## Stated exercise
Reproduce the records below exactly as they appear, omitting any pictures they contain.

## Available records
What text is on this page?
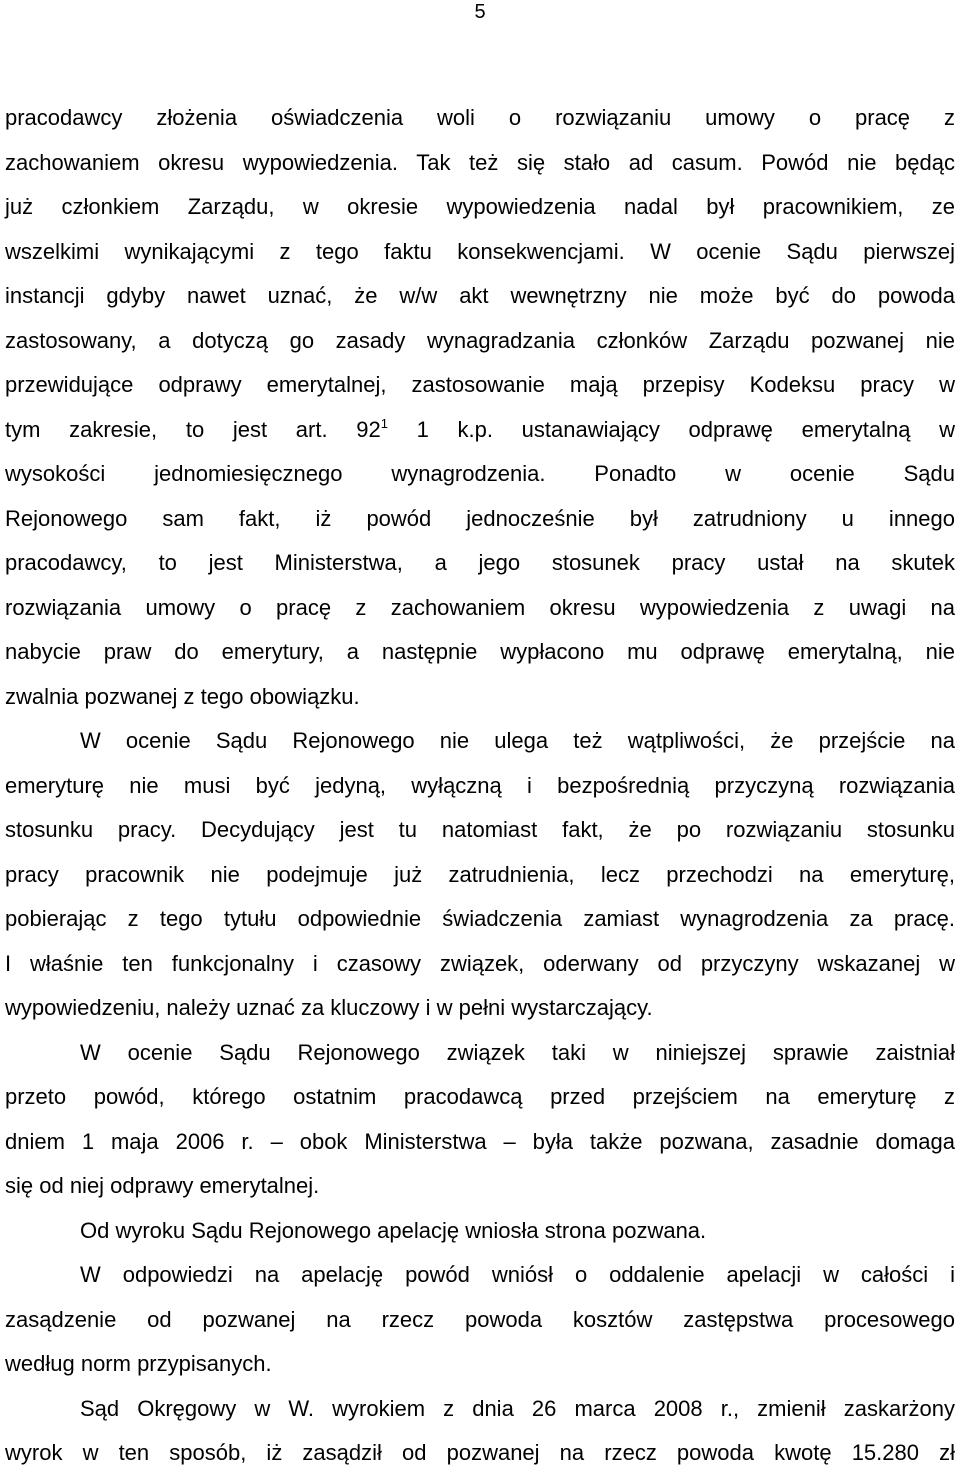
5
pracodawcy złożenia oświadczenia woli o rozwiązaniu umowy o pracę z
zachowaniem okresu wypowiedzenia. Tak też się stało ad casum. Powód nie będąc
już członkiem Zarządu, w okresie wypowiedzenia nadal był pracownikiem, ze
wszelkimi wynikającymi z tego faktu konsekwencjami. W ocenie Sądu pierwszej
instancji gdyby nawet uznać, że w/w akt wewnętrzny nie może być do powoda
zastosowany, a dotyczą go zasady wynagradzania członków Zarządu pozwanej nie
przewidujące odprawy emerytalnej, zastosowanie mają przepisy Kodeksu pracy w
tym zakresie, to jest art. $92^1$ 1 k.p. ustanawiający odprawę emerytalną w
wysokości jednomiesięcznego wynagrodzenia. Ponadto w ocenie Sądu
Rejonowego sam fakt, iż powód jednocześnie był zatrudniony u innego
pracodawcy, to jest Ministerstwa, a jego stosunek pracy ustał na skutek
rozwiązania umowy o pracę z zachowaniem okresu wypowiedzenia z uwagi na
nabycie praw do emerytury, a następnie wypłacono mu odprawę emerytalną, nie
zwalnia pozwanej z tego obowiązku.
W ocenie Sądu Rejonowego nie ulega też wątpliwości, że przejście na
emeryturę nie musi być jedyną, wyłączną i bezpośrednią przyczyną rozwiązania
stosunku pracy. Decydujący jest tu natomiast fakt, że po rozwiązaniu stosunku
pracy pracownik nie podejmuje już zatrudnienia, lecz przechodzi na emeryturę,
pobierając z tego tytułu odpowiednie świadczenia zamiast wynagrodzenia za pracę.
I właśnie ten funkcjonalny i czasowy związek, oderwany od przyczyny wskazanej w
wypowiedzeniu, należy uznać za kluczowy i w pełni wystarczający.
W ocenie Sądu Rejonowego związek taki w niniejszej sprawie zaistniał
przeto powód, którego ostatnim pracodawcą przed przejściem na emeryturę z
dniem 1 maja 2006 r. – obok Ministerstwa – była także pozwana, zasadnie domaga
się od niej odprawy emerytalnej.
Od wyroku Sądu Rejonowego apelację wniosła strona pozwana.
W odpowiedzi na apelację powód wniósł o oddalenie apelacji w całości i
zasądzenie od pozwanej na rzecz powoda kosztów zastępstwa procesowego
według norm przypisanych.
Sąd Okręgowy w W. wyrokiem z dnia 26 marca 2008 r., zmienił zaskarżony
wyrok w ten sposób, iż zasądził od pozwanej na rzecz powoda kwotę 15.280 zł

## Written answer
What text is on this page?
5
pracodawcy złożenia oświadczenia woli o rozwiązaniu umowy o pracę z
zachowaniem okresu wypowiedzenia. Tak też się stało ad casum. Powód nie będąc
już członkiem Zarządu, w okresie wypowiedzenia nadal był pracownikiem, ze
wszelkimi wynikającymi z tego faktu konsekwencjami. W ocenie Sądu pierwszej
instancji gdyby nawet uznać, że w/w akt wewnętrzny nie może być do powoda
zastosowany, a dotyczą go zasady wynagradzania członków Zarządu pozwanej nie
przewidujące odprawy emerytalnej, zastosowanie mają przepisy Kodeksu pracy w
tym zakresie, to jest art. $92^1$ 1 k.p. ustanawiający odprawę emerytalną w
wysokości jednomiesięcznego wynagrodzenia. Ponadto w ocenie Sądu
Rejonowego sam fakt, iż powód jednocześnie był zatrudniony u innego
pracodawcy, to jest Ministerstwa, a jego stosunek pracy ustał na skutek
rozwiązania umowy o pracę z zachowaniem okresu wypowiedzenia z uwagi na
nabycie praw do emerytury, a następnie wypłacono mu odprawę emerytalną, nie
zwalnia pozwanej z tego obowiązku.
W ocenie Sądu Rejonowego nie ulega też wątpliwości, że przejście na
emeryturę nie musi być jedyną, wyłączną i bezpośrednią przyczyną rozwiązania
stosunku pracy. Decydujący jest tu natomiast fakt, że po rozwiązaniu stosunku
pracy pracownik nie podejmuje już zatrudnienia, lecz przechodzi na emeryturę,
pobierając z tego tytułu odpowiednie świadczenia zamiast wynagrodzenia za pracę.
I właśnie ten funkcjonalny i czasowy związek, oderwany od przyczyny wskazanej w
wypowiedzeniu, należy uznać za kluczowy i w pełni wystarczający.
W ocenie Sądu Rejonowego związek taki w niniejszej sprawie zaistniał
przeto powód, którego ostatnim pracodawcą przed przejściem na emeryturę z
dniem 1 maja 2006 r. – obok Ministerstwa – była także pozwana, zasadnie domaga
się od niej odprawy emerytalnej.
Od wyroku Sądu Rejonowego apelację wniosła strona pozwana.
W odpowiedzi na apelację powód wniósł o oddalenie apelacji w całości i
zasądzenie od pozwanej na rzecz powoda kosztów zastępstwa procesowego
według norm przypisanych.
Sąd Okręgowy w W. wyrokiem z dnia 26 marca 2008 r., zmienił zaskarżony
wyrok w ten sposób, iż zasądził od pozwanej na rzecz powoda kwotę 15.280 zł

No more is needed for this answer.